Source records:
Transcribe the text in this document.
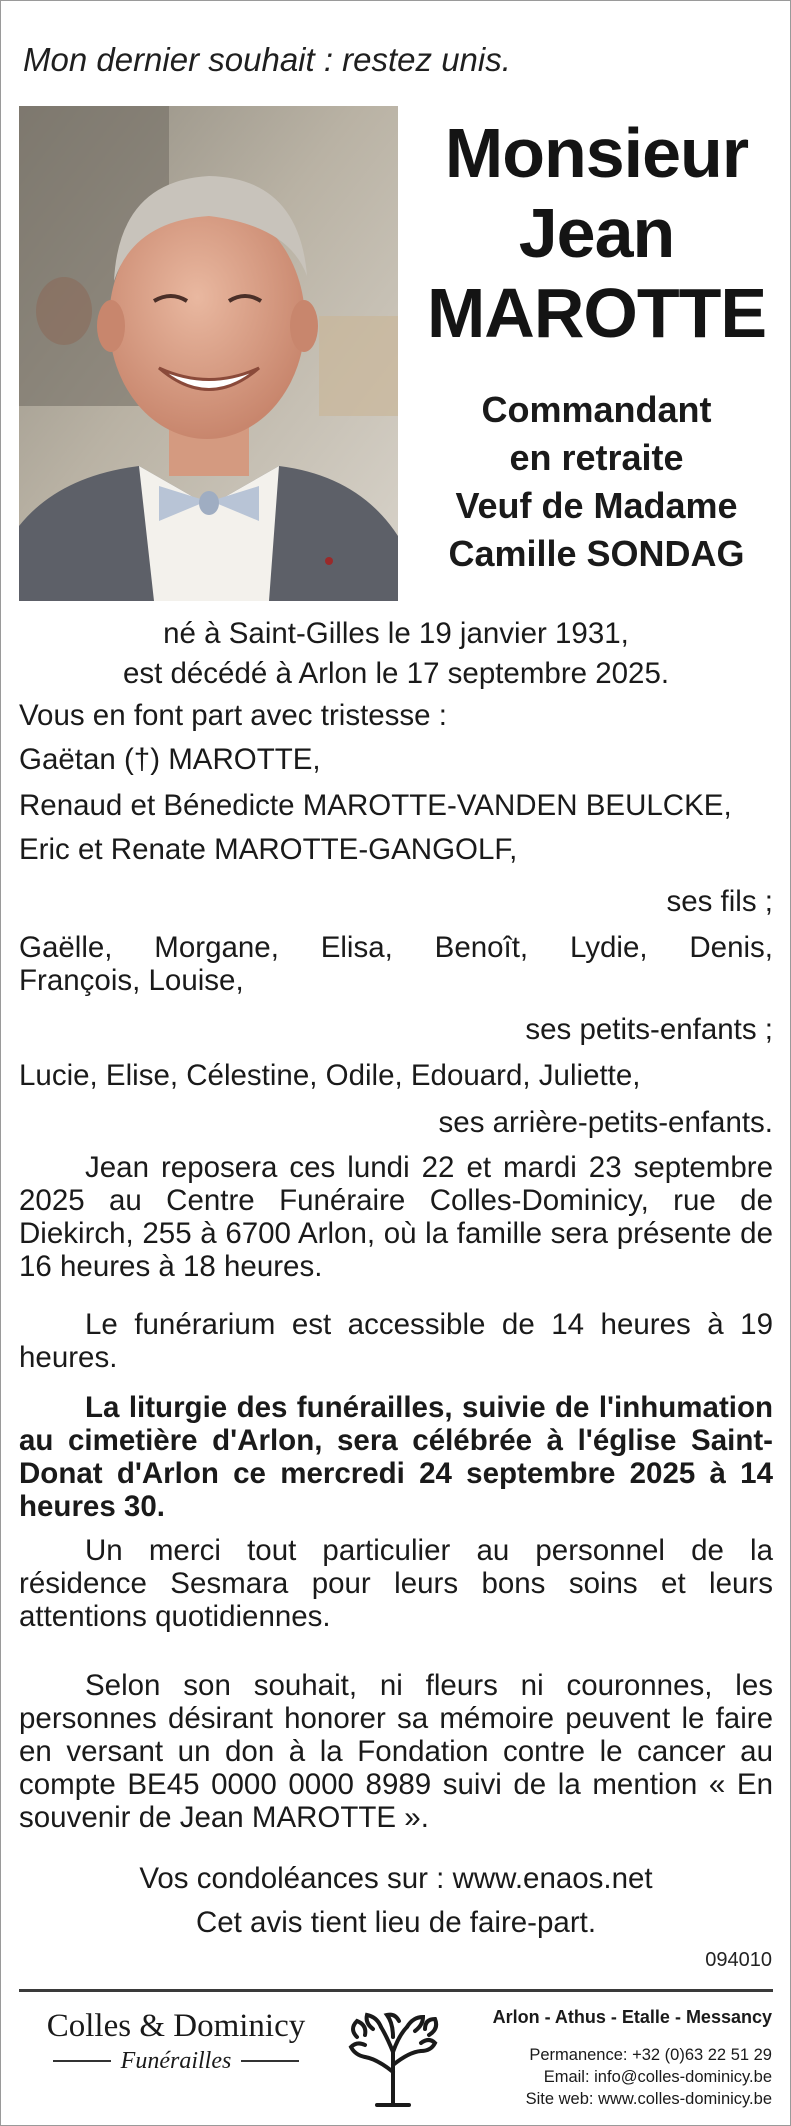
Mon dernier souhait : restez unis.
Monsieur
Jean
MAROTTE
Commandant
en retraite
Veuf de Madame
Camille SONDAG
né à Saint-Gilles le 19 janvier 1931,
est décédé à Arlon le 17 septembre 2025.
Vous en font part avec tristesse :
Gaëtan (†) MAROTTE,
Renaud et Bénedicte MAROTTE-VANDEN BEULCKE,
Eric et Renate MAROTTE-GANGOLF,
ses fils ;
Gaëlle, Morgane, Elisa, Benoît, Lydie, Denis,
François, Louise,
ses petits-enfants ;
Lucie, Elise, Célestine, Odile, Edouard, Juliette,
ses arrière-petits-enfants.
Jean reposera ces lundi 22 et mardi 23 septembre 2025 au Centre Funéraire Colles-Dominicy, rue de Diekirch, 255 à 6700 Arlon, où la famille sera présente de 16 heures à 18 heures.
Le funérarium est accessible de 14 heures à 19 heures.
La liturgie des funérailles, suivie de l'inhumation au cimetière d'Arlon, sera célébrée à l'église Saint-Donat d'Arlon ce mercredi 24 septembre 2025 à 14 heures 30.
Un merci tout particulier au personnel de la résidence Sesmara pour leurs bons soins et leurs attentions quotidiennes.
Selon son souhait, ni fleurs ni couronnes, les personnes désirant honorer sa mémoire peuvent le faire en versant un don à la Fondation contre le cancer au compte BE45 0000 0000 8989 suivi de la mention « En souvenir de Jean MAROTTE ».
Vos condoléances sur : www.enaos.net
Cet avis tient lieu de faire-part.
094010
Colles & Dominicy
Funérailles
Arlon - Athus - Etalle - Messancy
Permanence: +32 (0)63 22 51 29
Email: info@colles-dominicy.be
Site web: www.colles-dominicy.be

TASK GOAL:
Answer with one number: how many lines of the entries above include the word "Saint".

OUTPUT BELOW:
2